* [DESCRIPTION OF THE TASK] Extract the full listing below without altering a single character.

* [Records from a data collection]
* Start *
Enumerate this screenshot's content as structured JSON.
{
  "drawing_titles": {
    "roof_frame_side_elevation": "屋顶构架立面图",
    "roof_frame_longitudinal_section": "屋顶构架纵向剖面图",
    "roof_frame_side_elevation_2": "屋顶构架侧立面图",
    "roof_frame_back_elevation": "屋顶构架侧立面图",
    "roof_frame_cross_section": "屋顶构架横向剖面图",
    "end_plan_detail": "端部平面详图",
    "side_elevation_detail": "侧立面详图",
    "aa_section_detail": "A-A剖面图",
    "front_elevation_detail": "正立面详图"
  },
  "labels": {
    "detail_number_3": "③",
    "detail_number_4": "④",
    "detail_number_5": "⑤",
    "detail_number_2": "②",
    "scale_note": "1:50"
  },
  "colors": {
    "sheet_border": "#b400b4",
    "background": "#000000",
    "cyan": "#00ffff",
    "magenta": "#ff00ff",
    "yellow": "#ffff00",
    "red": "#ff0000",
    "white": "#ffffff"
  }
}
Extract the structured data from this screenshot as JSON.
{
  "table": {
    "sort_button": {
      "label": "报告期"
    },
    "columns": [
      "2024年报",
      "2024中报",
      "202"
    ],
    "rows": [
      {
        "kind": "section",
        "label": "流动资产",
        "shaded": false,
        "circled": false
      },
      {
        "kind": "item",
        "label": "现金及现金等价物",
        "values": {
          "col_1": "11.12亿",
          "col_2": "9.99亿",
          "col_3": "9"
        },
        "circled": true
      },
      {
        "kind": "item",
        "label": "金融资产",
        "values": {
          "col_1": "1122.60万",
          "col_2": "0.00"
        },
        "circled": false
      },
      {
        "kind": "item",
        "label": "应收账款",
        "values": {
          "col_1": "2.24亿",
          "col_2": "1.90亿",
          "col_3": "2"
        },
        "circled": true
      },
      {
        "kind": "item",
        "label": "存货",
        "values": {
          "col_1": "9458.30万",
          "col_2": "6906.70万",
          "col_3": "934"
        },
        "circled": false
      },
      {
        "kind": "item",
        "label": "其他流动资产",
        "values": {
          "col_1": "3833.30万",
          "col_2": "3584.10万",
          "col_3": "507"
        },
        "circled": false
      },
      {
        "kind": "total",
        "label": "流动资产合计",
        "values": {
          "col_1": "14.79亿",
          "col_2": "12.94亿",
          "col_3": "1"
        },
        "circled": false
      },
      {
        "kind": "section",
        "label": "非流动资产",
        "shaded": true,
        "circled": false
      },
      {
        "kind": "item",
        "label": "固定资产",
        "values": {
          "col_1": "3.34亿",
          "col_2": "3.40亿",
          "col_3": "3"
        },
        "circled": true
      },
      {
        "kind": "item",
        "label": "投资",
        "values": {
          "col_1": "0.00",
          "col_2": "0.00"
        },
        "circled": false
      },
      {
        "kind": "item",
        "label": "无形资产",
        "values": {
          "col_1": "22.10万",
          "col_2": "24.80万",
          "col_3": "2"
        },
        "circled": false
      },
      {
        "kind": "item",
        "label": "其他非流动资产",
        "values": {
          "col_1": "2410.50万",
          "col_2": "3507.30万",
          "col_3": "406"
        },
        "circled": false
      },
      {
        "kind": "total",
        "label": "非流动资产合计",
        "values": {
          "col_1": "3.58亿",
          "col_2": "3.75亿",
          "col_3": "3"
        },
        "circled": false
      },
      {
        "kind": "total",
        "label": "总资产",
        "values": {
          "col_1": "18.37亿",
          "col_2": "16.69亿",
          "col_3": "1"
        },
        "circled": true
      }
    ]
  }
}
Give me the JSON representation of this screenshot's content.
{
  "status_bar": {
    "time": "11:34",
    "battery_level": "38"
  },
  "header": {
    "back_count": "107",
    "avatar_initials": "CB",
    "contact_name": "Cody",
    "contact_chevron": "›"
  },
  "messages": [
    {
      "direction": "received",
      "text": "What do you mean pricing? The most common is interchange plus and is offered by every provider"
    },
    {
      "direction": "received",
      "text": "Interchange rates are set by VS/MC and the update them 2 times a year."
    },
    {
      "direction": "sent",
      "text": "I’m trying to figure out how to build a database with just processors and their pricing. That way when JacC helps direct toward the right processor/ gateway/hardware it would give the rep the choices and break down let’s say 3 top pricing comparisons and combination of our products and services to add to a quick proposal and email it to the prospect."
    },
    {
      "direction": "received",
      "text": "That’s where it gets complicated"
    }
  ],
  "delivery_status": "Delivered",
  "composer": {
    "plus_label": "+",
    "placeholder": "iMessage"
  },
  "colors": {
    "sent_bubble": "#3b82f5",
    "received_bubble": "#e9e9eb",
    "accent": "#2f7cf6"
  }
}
* End *
* [TASK ANSWER]
Enumerate this screenshot's content as structured JSON.
{
  "drawing_titles": {
    "roof_frame_side_elevation": "屋顶构架立面图",
    "roof_frame_longitudinal_section": "屋顶构架纵向剖面图",
    "roof_frame_side_elevation_2": "屋顶构架侧立面图",
    "roof_frame_back_elevation": "屋顶构架侧立面图",
    "roof_frame_cross_section": "屋顶构架横向剖面图",
    "end_plan_detail": "端部平面详图",
    "side_elevation_detail": "侧立面详图",
    "aa_section_detail": "A-A剖面图",
    "front_elevation_detail": "正立面详图"
  },
  "labels": {
    "detail_number_3": "③",
    "detail_number_4": "④",
    "detail_number_5": "⑤",
    "detail_number_2": "②",
    "scale_note": "1:50"
  },
  "colors": {
    "sheet_border": "#b400b4",
    "background": "#000000",
    "cyan": "#00ffff",
    "magenta": "#ff00ff",
    "yellow": "#ffff00",
    "red": "#ff0000",
    "white": "#ffffff"
  }
}
Extract the structured data from this screenshot as JSON.
{
  "table": {
    "sort_button": {
      "label": "报告期"
    },
    "columns": [
      "2024年报",
      "2024中报",
      "202"
    ],
    "rows": [
      {
        "kind": "section",
        "label": "流动资产",
        "shaded": false,
        "circled": false
      },
      {
        "kind": "item",
        "label": "现金及现金等价物",
        "values": {
          "col_1": "11.12亿",
          "col_2": "9.99亿",
          "col_3": "9"
        },
        "circled": true
      },
      {
        "kind": "item",
        "label": "金融资产",
        "values": {
          "col_1": "1122.60万",
          "col_2": "0.00"
        },
        "circled": false
      },
      {
        "kind": "item",
        "label": "应收账款",
        "values": {
          "col_1": "2.24亿",
          "col_2": "1.90亿",
          "col_3": "2"
        },
        "circled": true
      },
      {
        "kind": "item",
        "label": "存货",
        "values": {
          "col_1": "9458.30万",
          "col_2": "6906.70万",
          "col_3": "934"
        },
        "circled": false
      },
      {
        "kind": "item",
        "label": "其他流动资产",
        "values": {
          "col_1": "3833.30万",
          "col_2": "3584.10万",
          "col_3": "507"
        },
        "circled": false
      },
      {
        "kind": "total",
        "label": "流动资产合计",
        "values": {
          "col_1": "14.79亿",
          "col_2": "12.94亿",
          "col_3": "1"
        },
        "circled": false
      },
      {
        "kind": "section",
        "label": "非流动资产",
        "shaded": true,
        "circled": false
      },
      {
        "kind": "item",
        "label": "固定资产",
        "values": {
          "col_1": "3.34亿",
          "col_2": "3.40亿",
          "col_3": "3"
        },
        "circled": true
      },
      {
        "kind": "item",
        "label": "投资",
        "values": {
          "col_1": "0.00",
          "col_2": "0.00"
        },
        "circled": false
      },
      {
        "kind": "item",
        "label": "无形资产",
        "values": {
          "col_1": "22.10万",
          "col_2": "24.80万",
          "col_3": "2"
        },
        "circled": false
      },
      {
        "kind": "item",
        "label": "其他非流动资产",
        "values": {
          "col_1": "2410.50万",
          "col_2": "3507.30万",
          "col_3": "406"
        },
        "circled": false
      },
      {
        "kind": "total",
        "label": "非流动资产合计",
        "values": {
          "col_1": "3.58亿",
          "col_2": "3.75亿",
          "col_3": "3"
        },
        "circled": false
      },
      {
        "kind": "total",
        "label": "总资产",
        "values": {
          "col_1": "18.37亿",
          "col_2": "16.69亿",
          "col_3": "1"
        },
        "circled": true
      }
    ]
  }
}
Give me the JSON representation of this screenshot's content.
{
  "status_bar": {
    "time": "11:34",
    "battery_level": "38"
  },
  "header": {
    "back_count": "107",
    "avatar_initials": "CB",
    "contact_name": "Cody",
    "contact_chevron": "›"
  },
  "messages": [
    {
      "direction": "received",
      "text": "What do you mean pricing? The most common is interchange plus and is offered by every provider"
    },
    {
      "direction": "received",
      "text": "Interchange rates are set by VS/MC and the update them 2 times a year."
    },
    {
      "direction": "sent",
      "text": "I’m trying to figure out how to build a database with just processors and their pricing. That way when JacC helps direct toward the right processor/ gateway/hardware it would give the rep the choices and break down let’s say 3 top pricing comparisons and combination of our products and services to add to a quick proposal and email it to the prospect."
    },
    {
      "direction": "received",
      "text": "That’s where it gets complicated"
    }
  ],
  "delivery_status": "Delivered",
  "composer": {
    "plus_label": "+",
    "placeholder": "iMessage"
  },
  "colors": {
    "sent_bubble": "#3b82f5",
    "received_bubble": "#e9e9eb",
    "accent": "#2f7cf6"
  }
}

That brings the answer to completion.